● **Dataset items**:
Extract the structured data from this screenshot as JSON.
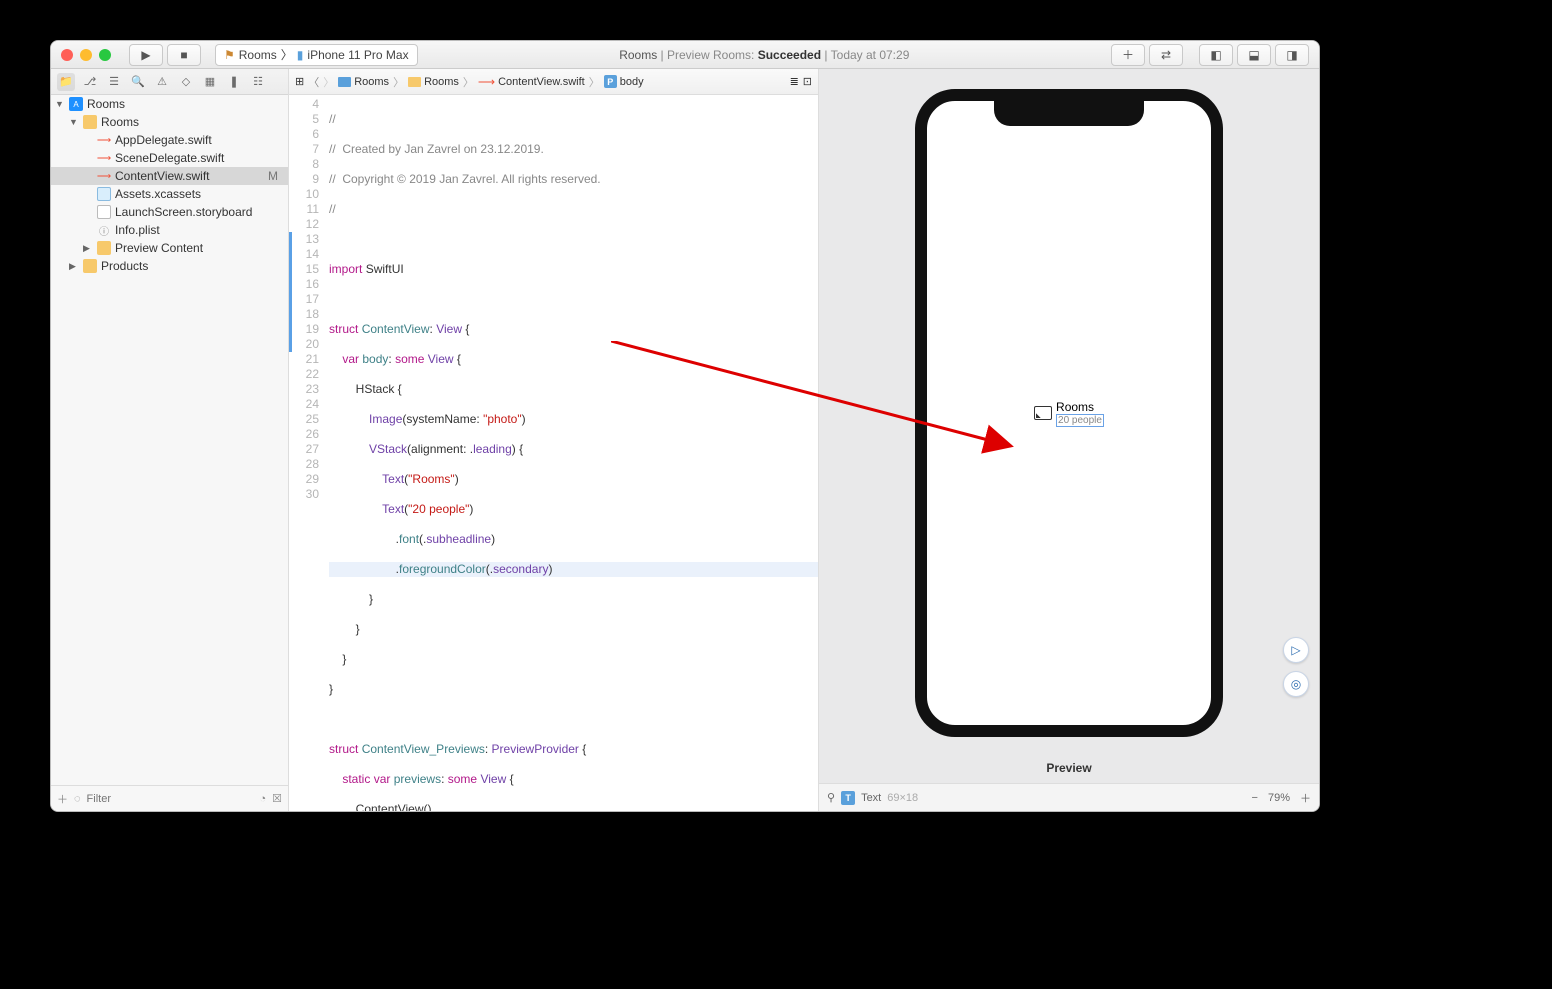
{
  "title": {
    "project": "Rooms",
    "action_prefix": " | Preview Rooms: ",
    "status": "Succeeded",
    "sep": " | ",
    "time": "Today at 07:29"
  },
  "scheme": {
    "project": "Rooms",
    "device": "iPhone 11 Pro Max"
  },
  "navigator": {
    "root": "Rooms",
    "group": "Rooms",
    "files": {
      "appdelegate": "AppDelegate.swift",
      "scenedelegate": "SceneDelegate.swift",
      "contentview": "ContentView.swift",
      "contentview_badge": "M",
      "assets": "Assets.xcassets",
      "launch": "LaunchScreen.storyboard",
      "info": "Info.plist"
    },
    "preview_content": "Preview Content",
    "products": "Products",
    "filter_placeholder": "Filter"
  },
  "jumpbar": {
    "root": "Rooms",
    "group": "Rooms",
    "file": "ContentView.swift",
    "symbol": "body"
  },
  "code": {
    "lines": {
      "4": "//",
      "5": "//  Created by Jan Zavrel on 23.12.2019.",
      "6": "//  Copyright © 2019 Jan Zavrel. All rights reserved.",
      "7": "//",
      "8": "",
      "13": "        HStack {",
      "20": "            }",
      "21": "        }",
      "22": "    }",
      "23": "}",
      "24": "",
      "27": "        ContentView()",
      "28": "    }",
      "29": "}",
      "30": ""
    },
    "tokens": {
      "import": "import",
      "swiftui": "SwiftUI",
      "struct": "struct",
      "contentview": "ContentView",
      "view": "View",
      "var": "var",
      "body": "body",
      "some": "some",
      "hstack": "HStack",
      "image": "Image",
      "systemname": "systemName",
      "photo": "\"photo\"",
      "vstack": "VStack",
      "alignment": "alignment",
      "leading": "leading",
      "text": "Text",
      "rooms": "\"Rooms\"",
      "people": "\"20 people\"",
      "font": "font",
      "subheadline": "subheadline",
      "foregroundcolor": "foregroundColor",
      "secondary": "secondary",
      "previews_struct": "ContentView_Previews",
      "previewprovider": "PreviewProvider",
      "static": "static",
      "previews": "previews"
    }
  },
  "preview": {
    "rooms": "Rooms",
    "people": "20 people",
    "label": "Preview",
    "footer_type": "Text",
    "footer_size": "69×18",
    "zoom": "79%"
  }
}
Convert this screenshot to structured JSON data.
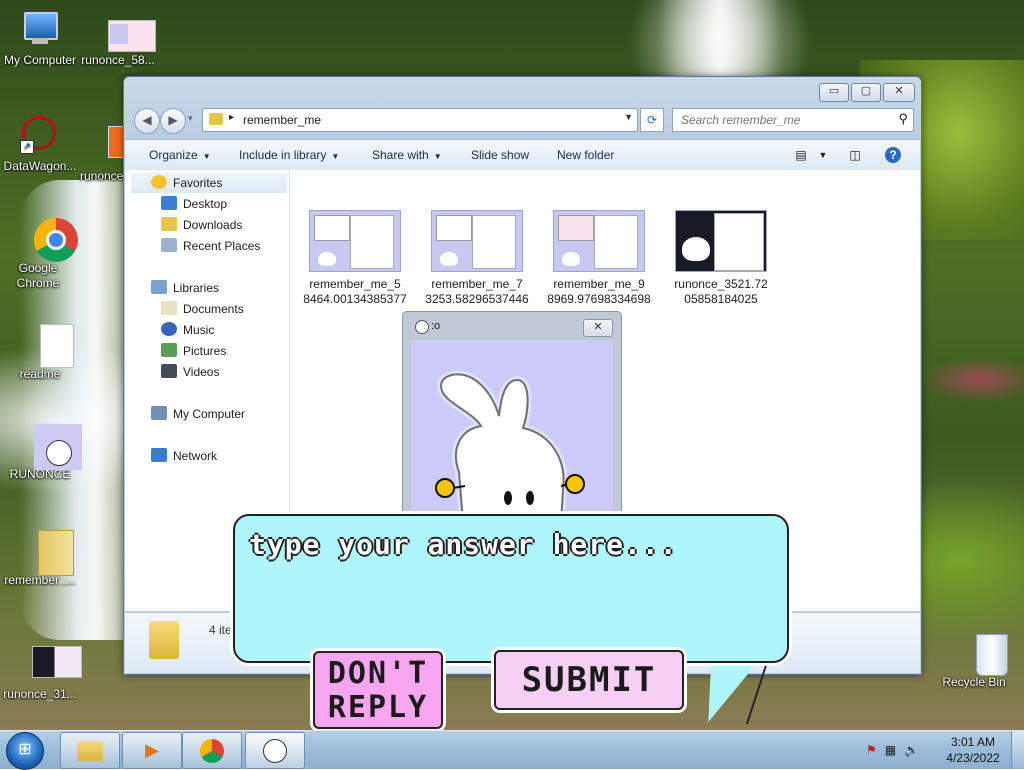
{
  "desktop": {
    "icons": [
      {
        "label": "My Computer"
      },
      {
        "label": "runonce_58..."
      },
      {
        "label": "DataWagon..."
      },
      {
        "label": "runonce_..."
      },
      {
        "label": "Google Chrome"
      },
      {
        "label": "readme"
      },
      {
        "label": "RUNONCE"
      },
      {
        "label": "remember_..."
      },
      {
        "label": "runonce_31..."
      },
      {
        "label": "Recycle Bin"
      }
    ]
  },
  "explorer": {
    "address_path": "remember_me",
    "search_placeholder": "Search remember_me",
    "caption": {
      "minimize": "▭",
      "maximize": "▢",
      "close": "✕"
    },
    "toolbar": {
      "organize": "Organize",
      "include_in_library": "Include in library",
      "share_with": "Share with",
      "slide_show": "Slide show",
      "new_folder": "New folder"
    },
    "nav": {
      "favorites": "Favorites",
      "desktop": "Desktop",
      "downloads": "Downloads",
      "recent_places": "Recent Places",
      "libraries": "Libraries",
      "documents": "Documents",
      "music": "Music",
      "pictures": "Pictures",
      "videos": "Videos",
      "my_computer": "My Computer",
      "network": "Network"
    },
    "files": [
      {
        "line1": "remember_me_5",
        "line2": "8464.00134385377"
      },
      {
        "line1": "remember_me_7",
        "line2": "3253.58296537446"
      },
      {
        "line1": "remember_me_9",
        "line2": "8969.97698334698"
      },
      {
        "line1": "runonce_3521.72",
        "line2": "05858184025"
      }
    ],
    "status_count": "4 ite"
  },
  "popup": {
    "title": ":o",
    "close": "✕"
  },
  "chat": {
    "placeholder": "type your answer here...",
    "dont_reply_line1": "DON'T",
    "dont_reply_line2": "REPLY",
    "submit": "SUBMIT"
  },
  "taskbar": {
    "time": "3:01 AM",
    "date": "4/23/2022"
  }
}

● **Aim of the task**: Starting at the line that contains "Convert this screenshot", please write out every line to the end of the entries, inclusive, copied exactly and with pictures omitted.

● **Written solution**:
Convert this screenshot to structured JSON data.
{
  "desktop": {
    "icons": [
      {
        "label": "My Computer"
      },
      {
        "label": "runonce_58..."
      },
      {
        "label": "DataWagon..."
      },
      {
        "label": "runonce_..."
      },
      {
        "label": "Google Chrome"
      },
      {
        "label": "readme"
      },
      {
        "label": "RUNONCE"
      },
      {
        "label": "remember_..."
      },
      {
        "label": "runonce_31..."
      },
      {
        "label": "Recycle Bin"
      }
    ]
  },
  "explorer": {
    "address_path": "remember_me",
    "search_placeholder": "Search remember_me",
    "caption": {
      "minimize": "▭",
      "maximize": "▢",
      "close": "✕"
    },
    "toolbar": {
      "organize": "Organize",
      "include_in_library": "Include in library",
      "share_with": "Share with",
      "slide_show": "Slide show",
      "new_folder": "New folder"
    },
    "nav": {
      "favorites": "Favorites",
      "desktop": "Desktop",
      "downloads": "Downloads",
      "recent_places": "Recent Places",
      "libraries": "Libraries",
      "documents": "Documents",
      "music": "Music",
      "pictures": "Pictures",
      "videos": "Videos",
      "my_computer": "My Computer",
      "network": "Network"
    },
    "files": [
      {
        "line1": "remember_me_5",
        "line2": "8464.00134385377"
      },
      {
        "line1": "remember_me_7",
        "line2": "3253.58296537446"
      },
      {
        "line1": "remember_me_9",
        "line2": "8969.97698334698"
      },
      {
        "line1": "runonce_3521.72",
        "line2": "05858184025"
      }
    ],
    "status_count": "4 ite"
  },
  "popup": {
    "title": ":o",
    "close": "✕"
  },
  "chat": {
    "placeholder": "type your answer here...",
    "dont_reply_line1": "DON'T",
    "dont_reply_line2": "REPLY",
    "submit": "SUBMIT"
  },
  "taskbar": {
    "time": "3:01 AM",
    "date": "4/23/2022"
  }
}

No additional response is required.